### Problem details
In the material below, repeat only the lines from the one that holds "Transcribe the text in this document." through the final line, exactly as they stand.
[Recorded data start]
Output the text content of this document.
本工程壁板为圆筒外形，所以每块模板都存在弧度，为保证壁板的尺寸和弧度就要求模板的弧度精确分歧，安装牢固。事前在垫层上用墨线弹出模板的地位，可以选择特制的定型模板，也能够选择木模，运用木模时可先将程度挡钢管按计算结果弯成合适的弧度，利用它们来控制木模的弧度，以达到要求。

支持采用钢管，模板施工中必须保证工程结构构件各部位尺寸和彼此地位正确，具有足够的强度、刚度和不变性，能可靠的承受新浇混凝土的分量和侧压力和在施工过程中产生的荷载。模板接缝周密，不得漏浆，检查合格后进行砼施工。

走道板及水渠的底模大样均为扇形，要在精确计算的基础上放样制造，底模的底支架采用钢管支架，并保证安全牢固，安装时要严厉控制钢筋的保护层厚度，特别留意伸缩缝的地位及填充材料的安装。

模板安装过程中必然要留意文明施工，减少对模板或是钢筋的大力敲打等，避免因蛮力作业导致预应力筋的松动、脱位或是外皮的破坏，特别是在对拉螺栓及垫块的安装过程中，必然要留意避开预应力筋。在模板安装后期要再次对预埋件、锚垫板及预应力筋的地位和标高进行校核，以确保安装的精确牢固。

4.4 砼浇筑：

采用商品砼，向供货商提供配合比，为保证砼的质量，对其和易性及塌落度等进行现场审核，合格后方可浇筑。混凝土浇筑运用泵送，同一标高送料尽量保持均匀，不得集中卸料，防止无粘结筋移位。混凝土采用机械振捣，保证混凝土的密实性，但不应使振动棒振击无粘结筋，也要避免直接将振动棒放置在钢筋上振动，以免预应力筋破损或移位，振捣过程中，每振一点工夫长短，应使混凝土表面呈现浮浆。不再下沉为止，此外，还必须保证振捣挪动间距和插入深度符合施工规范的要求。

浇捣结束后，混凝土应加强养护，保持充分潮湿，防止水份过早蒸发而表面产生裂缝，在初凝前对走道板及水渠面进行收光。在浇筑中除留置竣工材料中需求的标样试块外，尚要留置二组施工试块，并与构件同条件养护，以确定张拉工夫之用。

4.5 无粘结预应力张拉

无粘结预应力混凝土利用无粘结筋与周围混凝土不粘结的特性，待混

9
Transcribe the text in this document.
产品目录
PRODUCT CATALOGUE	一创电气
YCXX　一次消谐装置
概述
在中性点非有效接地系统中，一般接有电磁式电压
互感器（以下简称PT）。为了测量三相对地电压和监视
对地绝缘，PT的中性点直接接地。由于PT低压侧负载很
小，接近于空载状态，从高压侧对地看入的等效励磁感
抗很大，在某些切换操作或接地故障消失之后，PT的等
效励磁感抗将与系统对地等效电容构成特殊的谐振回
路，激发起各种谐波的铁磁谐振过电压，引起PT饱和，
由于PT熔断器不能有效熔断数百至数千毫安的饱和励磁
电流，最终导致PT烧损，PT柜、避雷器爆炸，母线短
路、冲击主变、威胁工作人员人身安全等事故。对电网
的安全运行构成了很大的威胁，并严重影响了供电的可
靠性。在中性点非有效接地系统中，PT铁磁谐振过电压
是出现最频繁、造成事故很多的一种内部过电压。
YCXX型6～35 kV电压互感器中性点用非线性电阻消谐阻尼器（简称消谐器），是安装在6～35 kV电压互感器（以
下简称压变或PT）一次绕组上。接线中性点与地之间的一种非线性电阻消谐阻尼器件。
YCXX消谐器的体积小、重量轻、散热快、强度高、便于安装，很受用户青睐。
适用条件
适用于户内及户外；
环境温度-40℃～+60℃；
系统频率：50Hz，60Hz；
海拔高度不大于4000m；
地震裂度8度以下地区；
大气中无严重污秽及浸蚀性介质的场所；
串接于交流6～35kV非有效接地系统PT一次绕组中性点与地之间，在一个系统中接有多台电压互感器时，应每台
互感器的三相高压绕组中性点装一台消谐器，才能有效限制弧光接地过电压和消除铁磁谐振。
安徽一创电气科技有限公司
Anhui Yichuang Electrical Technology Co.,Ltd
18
[Recorded data end]
### Answer below
Transcribe the text in this document.
产品目录
PRODUCT CATALOGUE	一创电气
YCXX　一次消谐装置
概述
在中性点非有效接地系统中，一般接有电磁式电压
互感器（以下简称PT）。为了测量三相对地电压和监视
对地绝缘，PT的中性点直接接地。由于PT低压侧负载很
小，接近于空载状态，从高压侧对地看入的等效励磁感
抗很大，在某些切换操作或接地故障消失之后，PT的等
效励磁感抗将与系统对地等效电容构成特殊的谐振回
路，激发起各种谐波的铁磁谐振过电压，引起PT饱和，
由于PT熔断器不能有效熔断数百至数千毫安的饱和励磁
电流，最终导致PT烧损，PT柜、避雷器爆炸，母线短
路、冲击主变、威胁工作人员人身安全等事故。对电网
的安全运行构成了很大的威胁，并严重影响了供电的可
靠性。在中性点非有效接地系统中，PT铁磁谐振过电压
是出现最频繁、造成事故很多的一种内部过电压。
YCXX型6～35 kV电压互感器中性点用非线性电阻消谐阻尼器（简称消谐器），是安装在6～35 kV电压互感器（以
下简称压变或PT）一次绕组上。接线中性点与地之间的一种非线性电阻消谐阻尼器件。
YCXX消谐器的体积小、重量轻、散热快、强度高、便于安装，很受用户青睐。
适用条件
适用于户内及户外；
环境温度-40℃～+60℃；
系统频率：50Hz，60Hz；
海拔高度不大于4000m；
地震裂度8度以下地区；
大气中无严重污秽及浸蚀性介质的场所；
串接于交流6～35kV非有效接地系统PT一次绕组中性点与地之间，在一个系统中接有多台电压互感器时，应每台
互感器的三相高压绕组中性点装一台消谐器，才能有效限制弧光接地过电压和消除铁磁谐振。
安徽一创电气科技有限公司
Anhui Yichuang Electrical Technology Co.,Ltd
18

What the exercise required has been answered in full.